*GIVEN INSTRUCTION*
Please output the records below in full, exactly as given, but without the images.

*WORKING DATA*
◇ ◇ ◇
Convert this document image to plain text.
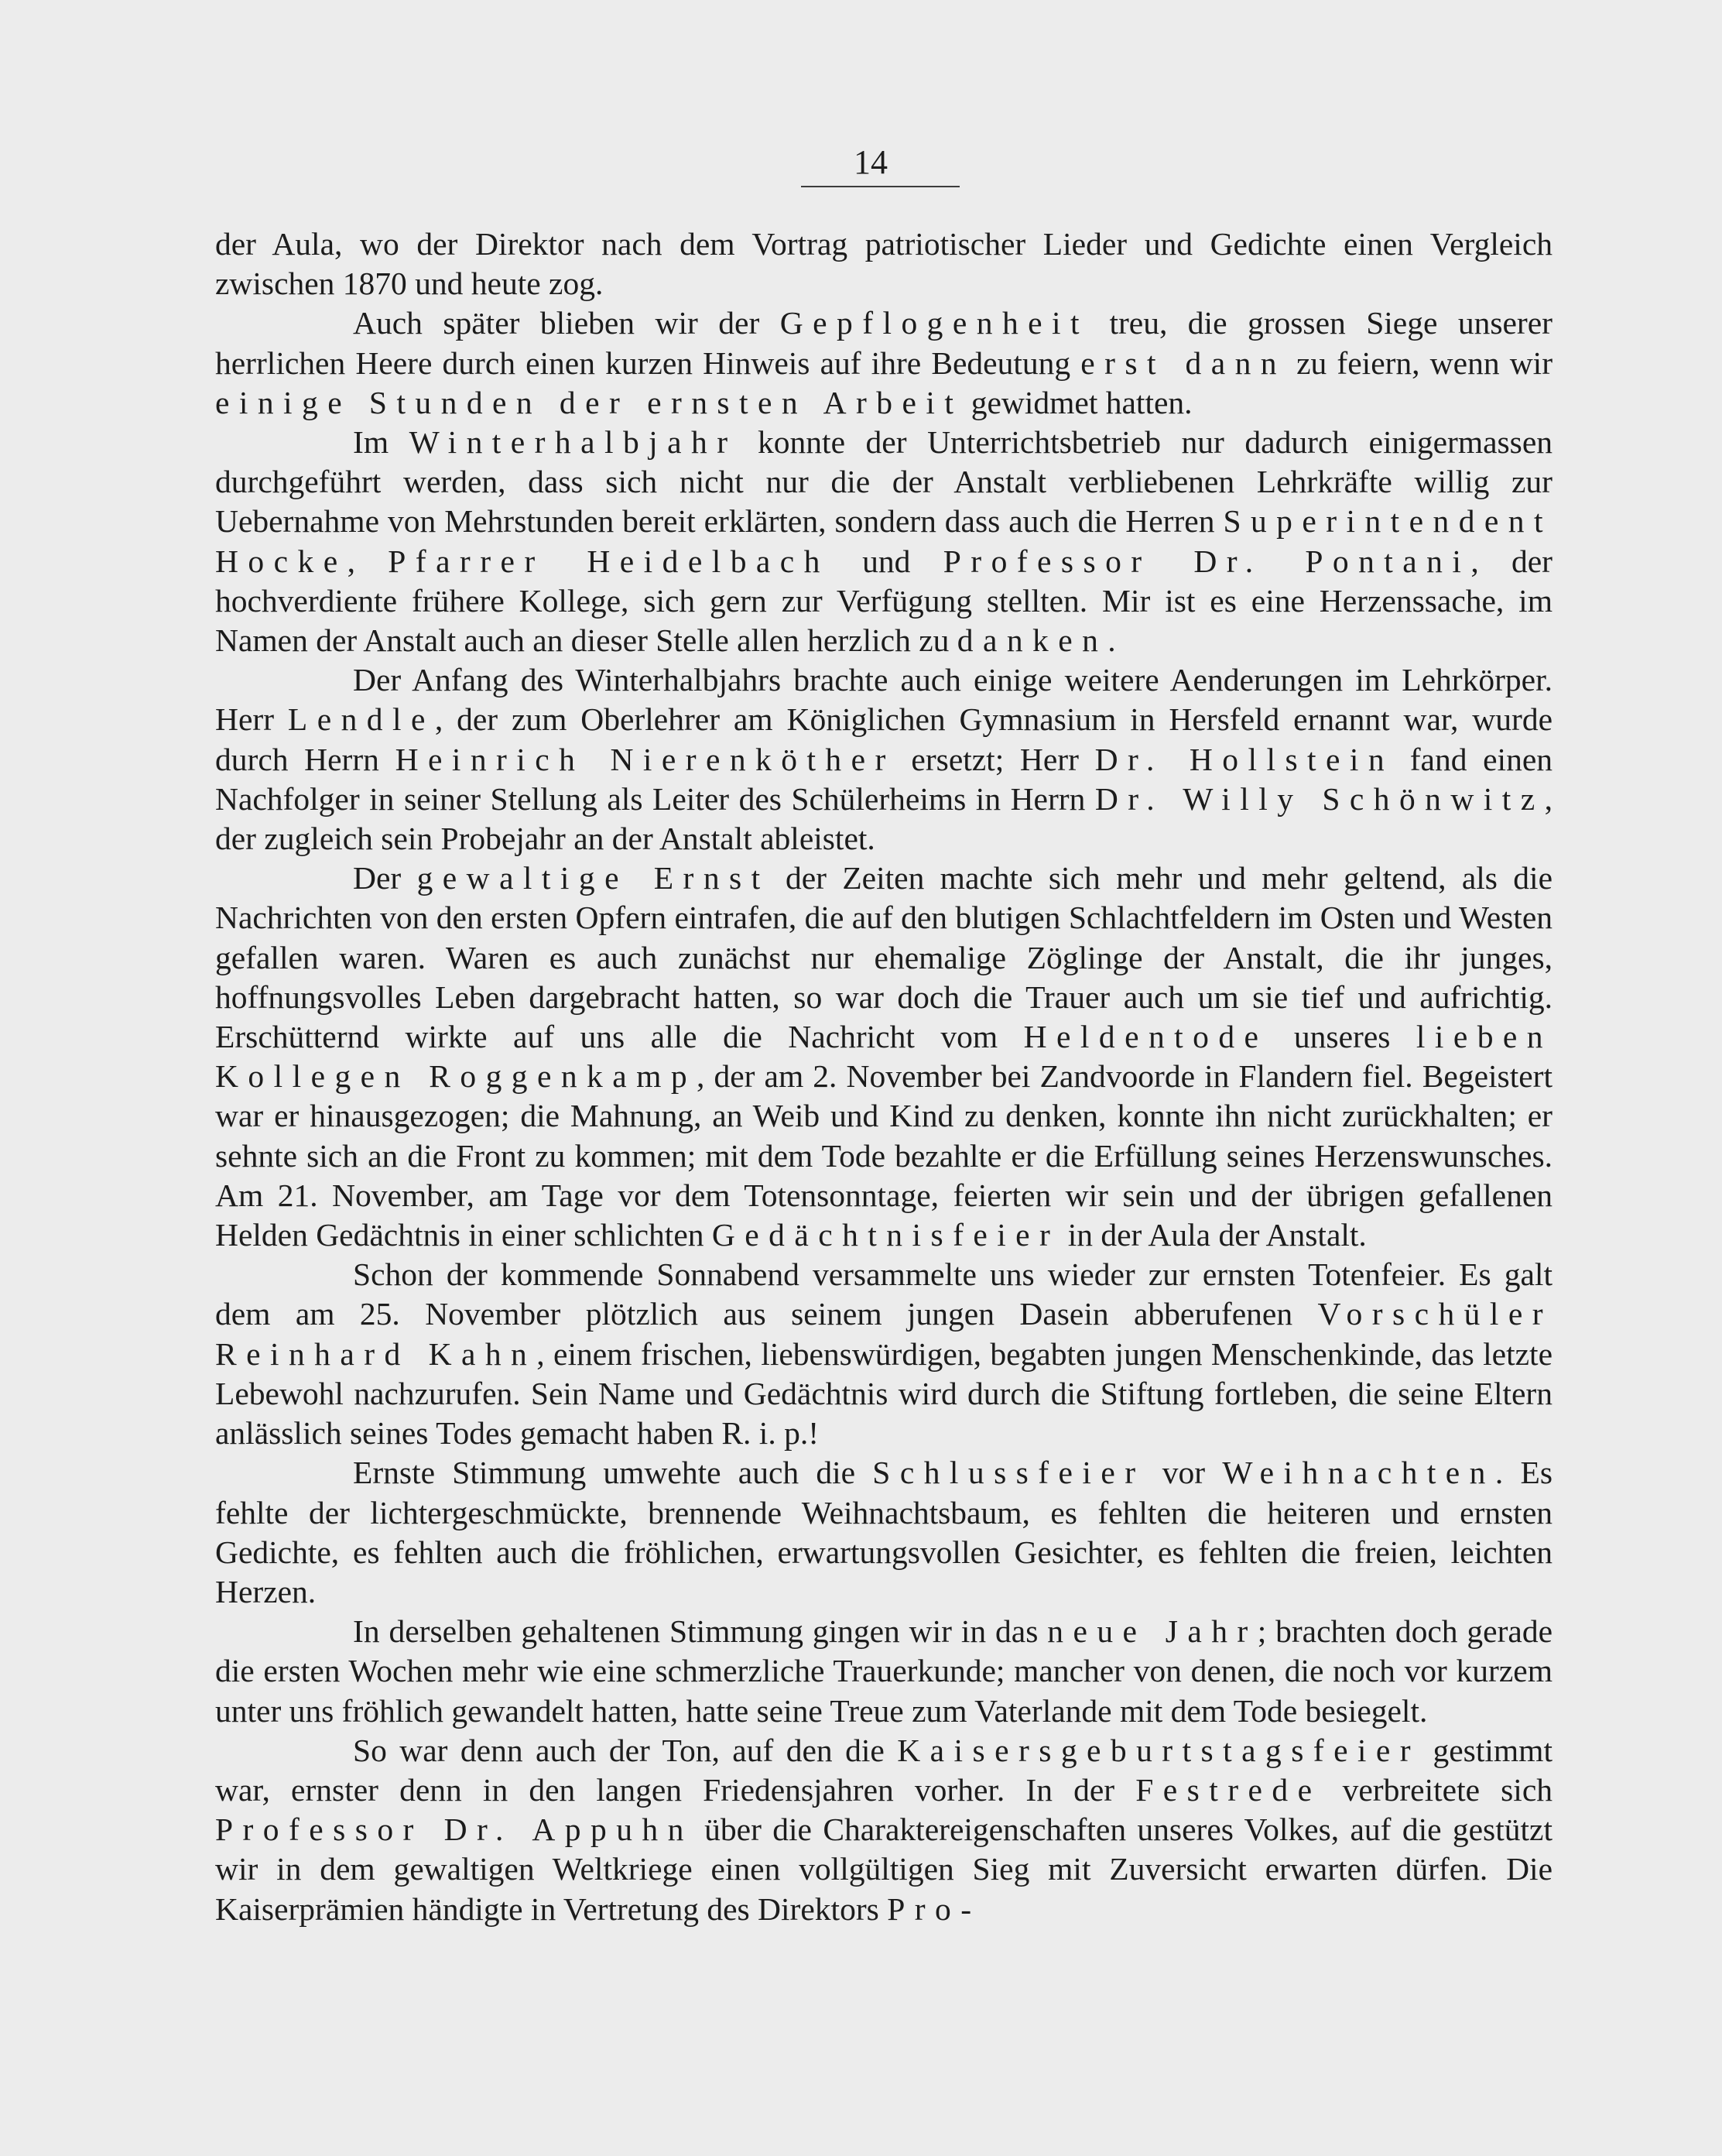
14

der Aula, wo der Direktor nach dem Vortrag patriotischer Lieder und Gedichte einen Vergleich zwischen 1870 und heute zog.

Auch später blieben wir der Gepflogenheit treu, die grossen Siege unserer herrlichen Heere durch einen kurzen Hinweis auf ihre Bedeutung erst dann zu feiern, wenn wir einige Stunden der ernsten Arbeit gewidmet hatten.

Im Winterhalbjahr konnte der Unterrichtsbetrieb nur dadurch einigermassen durchgeführt werden, dass sich nicht nur die der Anstalt verbliebenen Lehrkräfte willig zur Uebernahme von Mehrstunden bereit erklärten, sondern dass auch die Herren Superintendent Hocke, Pfarrer Heidelbach und Professor Dr. Pontani, der hochverdiente frühere Kollege, sich gern zur Verfügung stellten. Mir ist es eine Herzenssache, im Namen der Anstalt auch an dieser Stelle allen herzlich zu danken.

Der Anfang des Winterhalbjahrs brachte auch einige weitere Aenderungen im Lehrkörper. Herr Lendle, der zum Oberlehrer am Königlichen Gymnasium in Hersfeld ernannt war, wurde durch Herrn Heinrich Nierenköther ersetzt; Herr Dr. Hollstein fand einen Nachfolger in seiner Stellung als Leiter des Schülerheims in Herrn Dr. Willy Schönwitz, der zugleich sein Probejahr an der Anstalt ableistet.

Der gewaltige Ernst der Zeiten machte sich mehr und mehr geltend, als die Nachrichten von den ersten Opfern eintrafen, die auf den blutigen Schlachtfeldern im Osten und Westen gefallen waren. Waren es auch zunächst nur ehemalige Zöglinge der Anstalt, die ihr junges, hoffnungsvolles Leben dargebracht hatten, so war doch die Trauer auch um sie tief und aufrichtig. Erschütternd wirkte auf uns alle die Nachricht vom Heldentode unseres lieben Kollegen Roggenkamp, der am 2. November bei Zandvoorde in Flandern fiel. Begeistert war er hinausgezogen; die Mahnung, an Weib und Kind zu denken, konnte ihn nicht zurückhalten; er sehnte sich an die Front zu kommen; mit dem Tode bezahlte er die Erfüllung seines Herzenswunsches. Am 21. November, am Tage vor dem Totensonntage, feierten wir sein und der übrigen gefallenen Helden Gedächtnis in einer schlichten Gedächtnisfeier in der Aula der Anstalt.

Schon der kommende Sonnabend versammelte uns wieder zur ernsten Totenfeier. Es galt dem am 25. November plötzlich aus seinem jungen Dasein abberufenen Vorschüler Reinhard Kahn, einem frischen, liebenswürdigen, begabten jungen Menschenkinde, das letzte Lebewohl nachzurufen. Sein Name und Gedächtnis wird durch die Stiftung fortleben, die seine Eltern anlässlich seines Todes gemacht haben R. i. p.!

Ernste Stimmung umwehte auch die Schlussfeier vor Weihnachten. Es fehlte der lichtergeschmückte, brennende Weihnachtsbaum, es fehlten die heiteren und ernsten Gedichte, es fehlten auch die fröhlichen, erwartungsvollen Gesichter, es fehlten die freien, leichten Herzen.

In derselben gehaltenen Stimmung gingen wir in das neue Jahr; brachten doch gerade die ersten Wochen mehr wie eine schmerzliche Trauerkunde; mancher von denen, die noch vor kurzem unter uns fröhlich gewandelt hatten, hatte seine Treue zum Vaterlande mit dem Tode besiegelt.

So war denn auch der Ton, auf den die Kaisersgeburtstagsfeier gestimmt war, ernster denn in den langen Friedensjahren vorher. In der Festrede verbreitete sich Professor Dr. Appuhn über die Charaktereigenschaften unseres Volkes, auf die gestützt wir in dem gewaltigen Weltkriege einen vollgültigen Sieg mit Zuversicht erwarten dürfen. Die Kaiserprämien händigte in Vertretung des Direktors Pro-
◇ ◇ ◇
*RESULT*
Convert this document image to plain text.
14

der Aula, wo der Direktor nach dem Vortrag patriotischer Lieder und Gedichte einen Vergleich zwischen 1870 und heute zog.

Auch später blieben wir der Gepflogenheit treu, die grossen Siege unserer herrlichen Heere durch einen kurzen Hinweis auf ihre Bedeutung erst dann zu feiern, wenn wir einige Stunden der ernsten Arbeit gewidmet hatten.

Im Winterhalbjahr konnte der Unterrichtsbetrieb nur dadurch einigermassen durchgeführt werden, dass sich nicht nur die der Anstalt verbliebenen Lehrkräfte willig zur Uebernahme von Mehrstunden bereit erklärten, sondern dass auch die Herren Superintendent Hocke, Pfarrer Heidelbach und Professor Dr. Pontani, der hochverdiente frühere Kollege, sich gern zur Verfügung stellten. Mir ist es eine Herzenssache, im Namen der Anstalt auch an dieser Stelle allen herzlich zu danken.

Der Anfang des Winterhalbjahrs brachte auch einige weitere Aenderungen im Lehrkörper. Herr Lendle, der zum Oberlehrer am Königlichen Gymnasium in Hersfeld ernannt war, wurde durch Herrn Heinrich Nierenköther ersetzt; Herr Dr. Hollstein fand einen Nachfolger in seiner Stellung als Leiter des Schülerheims in Herrn Dr. Willy Schönwitz, der zugleich sein Probejahr an der Anstalt ableistet.

Der gewaltige Ernst der Zeiten machte sich mehr und mehr geltend, als die Nachrichten von den ersten Opfern eintrafen, die auf den blutigen Schlachtfeldern im Osten und Westen gefallen waren. Waren es auch zunächst nur ehemalige Zöglinge der Anstalt, die ihr junges, hoffnungsvolles Leben dargebracht hatten, so war doch die Trauer auch um sie tief und aufrichtig. Erschütternd wirkte auf uns alle die Nachricht vom Heldentode unseres lieben Kollegen Roggenkamp, der am 2. November bei Zandvoorde in Flandern fiel. Begeistert war er hinausgezogen; die Mahnung, an Weib und Kind zu denken, konnte ihn nicht zurückhalten; er sehnte sich an die Front zu kommen; mit dem Tode bezahlte er die Erfüllung seines Herzenswunsches. Am 21. November, am Tage vor dem Totensonntage, feierten wir sein und der übrigen gefallenen Helden Gedächtnis in einer schlichten Gedächtnisfeier in der Aula der Anstalt.

Schon der kommende Sonnabend versammelte uns wieder zur ernsten Totenfeier. Es galt dem am 25. November plötzlich aus seinem jungen Dasein abberufenen Vorschüler Reinhard Kahn, einem frischen, liebenswürdigen, begabten jungen Menschenkinde, das letzte Lebewohl nachzurufen. Sein Name und Gedächtnis wird durch die Stiftung fortleben, die seine Eltern anlässlich seines Todes gemacht haben R. i. p.!

Ernste Stimmung umwehte auch die Schlussfeier vor Weihnachten. Es fehlte der lichtergeschmückte, brennende Weihnachtsbaum, es fehlten die heiteren und ernsten Gedichte, es fehlten auch die fröhlichen, erwartungsvollen Gesichter, es fehlten die freien, leichten Herzen.

In derselben gehaltenen Stimmung gingen wir in das neue Jahr; brachten doch gerade die ersten Wochen mehr wie eine schmerzliche Trauerkunde; mancher von denen, die noch vor kurzem unter uns fröhlich gewandelt hatten, hatte seine Treue zum Vaterlande mit dem Tode besiegelt.

So war denn auch der Ton, auf den die Kaisersgeburtstagsfeier gestimmt war, ernster denn in den langen Friedensjahren vorher. In der Festrede verbreitete sich Professor Dr. Appuhn über die Charaktereigenschaften unseres Volkes, auf die gestützt wir in dem gewaltigen Weltkriege einen vollgültigen Sieg mit Zuversicht erwarten dürfen. Die Kaiserprämien händigte in Vertretung des Direktors Pro-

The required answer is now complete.